* _Task to carry out_: Only the lines from the line containing "Read all visible content and emit it as JSON." through the final line of the entries should be printed, exactly as given, with the pictures left out.
▼
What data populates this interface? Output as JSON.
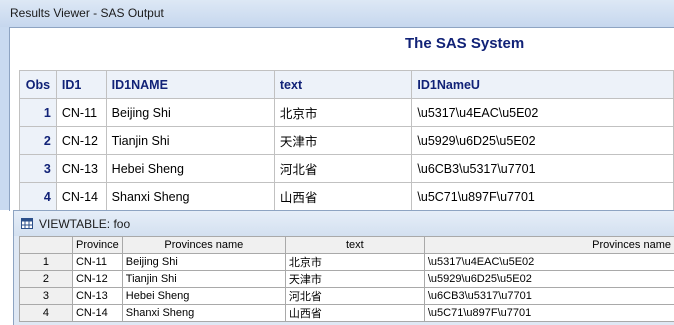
{
  "results_viewer": {
    "title": "Results Viewer - SAS Output",
    "system_title": "The SAS System",
    "columns": [
      "Obs",
      "ID1",
      "ID1NAME",
      "text",
      "ID1NameU"
    ],
    "rows": [
      {
        "obs": "1",
        "id1": "CN-11",
        "name": "Beijing Shi",
        "text": "北京市",
        "nameu": "\\u5317\\u4EAC\\u5E02"
      },
      {
        "obs": "2",
        "id1": "CN-12",
        "name": "Tianjin Shi",
        "text": "天津市",
        "nameu": "\\u5929\\u6D25\\u5E02"
      },
      {
        "obs": "3",
        "id1": "CN-13",
        "name": "Hebei Sheng",
        "text": "河北省",
        "nameu": "\\u6CB3\\u5317\\u7701"
      },
      {
        "obs": "4",
        "id1": "CN-14",
        "name": "Shanxi Sheng",
        "text": "山西省",
        "nameu": "\\u5C71\\u897F\\u7701"
      }
    ]
  },
  "viewtable": {
    "title": "VIEWTABLE: foo",
    "icon": "table-grid-icon",
    "columns": [
      "Province",
      "Provinces name",
      "text",
      "Provinces name"
    ],
    "rows": [
      {
        "num": "1",
        "province": "CN-11",
        "name": "Beijing Shi",
        "text": "北京市",
        "nameu": "\\u5317\\u4EAC\\u5E02"
      },
      {
        "num": "2",
        "province": "CN-12",
        "name": "Tianjin Shi",
        "text": "天津市",
        "nameu": "\\u5929\\u6D25\\u5E02"
      },
      {
        "num": "3",
        "province": "CN-13",
        "name": "Hebei Sheng",
        "text": "河北省",
        "nameu": "\\u6CB3\\u5317\\u7701"
      },
      {
        "num": "4",
        "province": "CN-14",
        "name": "Shanxi Sheng",
        "text": "山西省",
        "nameu": "\\u5C71\\u897F\\u7701"
      }
    ]
  }
}
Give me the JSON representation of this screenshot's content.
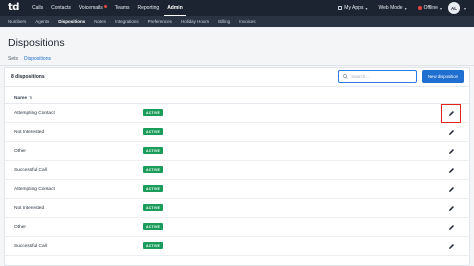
{
  "topbar": {
    "logo": "td",
    "nav": [
      {
        "label": "Calls",
        "active": false
      },
      {
        "label": "Contacts",
        "active": false
      },
      {
        "label": "Voicemails",
        "active": false,
        "dot": true
      },
      {
        "label": "Teams",
        "active": false
      },
      {
        "label": "Reporting",
        "active": false
      },
      {
        "label": "Admin",
        "active": true
      }
    ],
    "my_apps": "My Apps",
    "web_mode": "Web Mode",
    "status": "Offline",
    "avatar": "AL"
  },
  "subnav": [
    {
      "label": "Numbers",
      "active": false
    },
    {
      "label": "Agents",
      "active": false
    },
    {
      "label": "Dispositions",
      "active": true
    },
    {
      "label": "Notes",
      "active": false
    },
    {
      "label": "Integrations",
      "active": false
    },
    {
      "label": "Preferences",
      "active": false
    },
    {
      "label": "Holiday Hours",
      "active": false
    },
    {
      "label": "Billing",
      "active": false
    },
    {
      "label": "Invoices",
      "active": false
    }
  ],
  "page": {
    "title": "Dispositions",
    "tabs": [
      {
        "label": "Sets",
        "active": false
      },
      {
        "label": "Dispositions",
        "active": true
      }
    ]
  },
  "table": {
    "count_label": "8 dispositions",
    "search_placeholder": "Search...",
    "new_button": "New disposition",
    "name_header": "Name",
    "badge_color": "#1a9c5a",
    "rows": [
      {
        "name": "Attempting Contact",
        "status": "ACTIVE",
        "highlight": true
      },
      {
        "name": "Not Interested",
        "status": "ACTIVE"
      },
      {
        "name": "Other",
        "status": "ACTIVE"
      },
      {
        "name": "Successful Call",
        "status": "ACTIVE"
      },
      {
        "name": "Attempting Contact",
        "status": "ACTIVE"
      },
      {
        "name": "Not Interested",
        "status": "ACTIVE"
      },
      {
        "name": "Other",
        "status": "ACTIVE"
      },
      {
        "name": "Successful Call",
        "status": "ACTIVE"
      }
    ]
  }
}
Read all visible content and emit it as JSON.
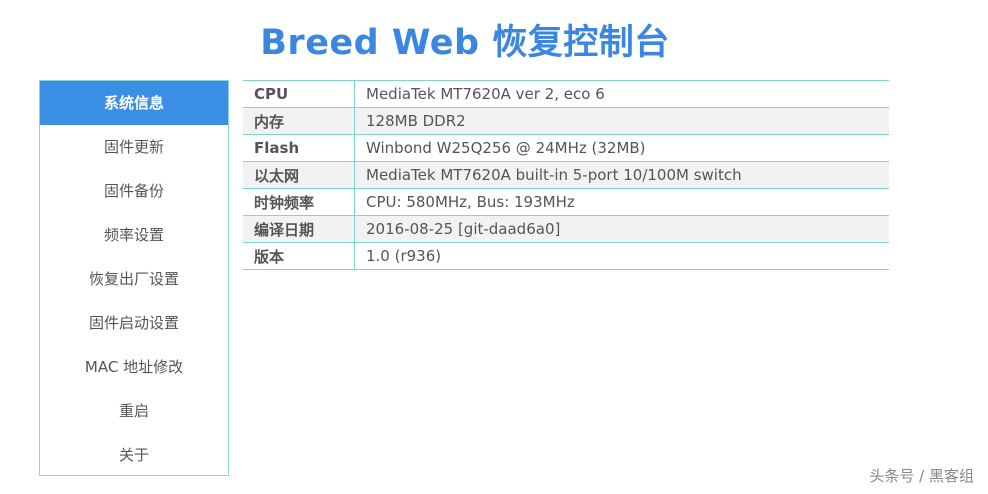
{
  "header": {
    "title": "Breed Web 恢复控制台"
  },
  "sidebar": {
    "items": [
      {
        "label": "系统信息",
        "active": true
      },
      {
        "label": "固件更新",
        "active": false
      },
      {
        "label": "固件备份",
        "active": false
      },
      {
        "label": "频率设置",
        "active": false
      },
      {
        "label": "恢复出厂设置",
        "active": false
      },
      {
        "label": "固件启动设置",
        "active": false
      },
      {
        "label": "MAC 地址修改",
        "active": false
      },
      {
        "label": "重启",
        "active": false
      },
      {
        "label": "关于",
        "active": false
      }
    ]
  },
  "info": {
    "rows": [
      {
        "key": "CPU",
        "value": "MediaTek MT7620A ver 2, eco 6"
      },
      {
        "key": "内存",
        "value": "128MB DDR2"
      },
      {
        "key": "Flash",
        "value": "Winbond W25Q256 @ 24MHz (32MB)"
      },
      {
        "key": "以太网",
        "value": "MediaTek MT7620A built-in 5-port 10/100M switch"
      },
      {
        "key": "时钟频率",
        "value": "CPU: 580MHz, Bus: 193MHz"
      },
      {
        "key": "编译日期",
        "value": "2016-08-25 [git-daad6a0]"
      },
      {
        "key": "版本",
        "value": "1.0 (r936)"
      }
    ]
  },
  "watermark": {
    "text": "头条号 / 黑客组"
  },
  "colors": {
    "accent": "#3a8ee6",
    "title": "#3b86e0",
    "border": "#7fd6cf"
  }
}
▲
* _Right answer_:
Read all visible content and emit it as JSON.
{
  "header": {
    "title": "Breed Web 恢复控制台"
  },
  "sidebar": {
    "items": [
      {
        "label": "系统信息",
        "active": true
      },
      {
        "label": "固件更新",
        "active": false
      },
      {
        "label": "固件备份",
        "active": false
      },
      {
        "label": "频率设置",
        "active": false
      },
      {
        "label": "恢复出厂设置",
        "active": false
      },
      {
        "label": "固件启动设置",
        "active": false
      },
      {
        "label": "MAC 地址修改",
        "active": false
      },
      {
        "label": "重启",
        "active": false
      },
      {
        "label": "关于",
        "active": false
      }
    ]
  },
  "info": {
    "rows": [
      {
        "key": "CPU",
        "value": "MediaTek MT7620A ver 2, eco 6"
      },
      {
        "key": "内存",
        "value": "128MB DDR2"
      },
      {
        "key": "Flash",
        "value": "Winbond W25Q256 @ 24MHz (32MB)"
      },
      {
        "key": "以太网",
        "value": "MediaTek MT7620A built-in 5-port 10/100M switch"
      },
      {
        "key": "时钟频率",
        "value": "CPU: 580MHz, Bus: 193MHz"
      },
      {
        "key": "编译日期",
        "value": "2016-08-25 [git-daad6a0]"
      },
      {
        "key": "版本",
        "value": "1.0 (r936)"
      }
    ]
  },
  "watermark": {
    "text": "头条号 / 黑客组"
  },
  "colors": {
    "accent": "#3a8ee6",
    "title": "#3b86e0",
    "border": "#7fd6cf"
  }
}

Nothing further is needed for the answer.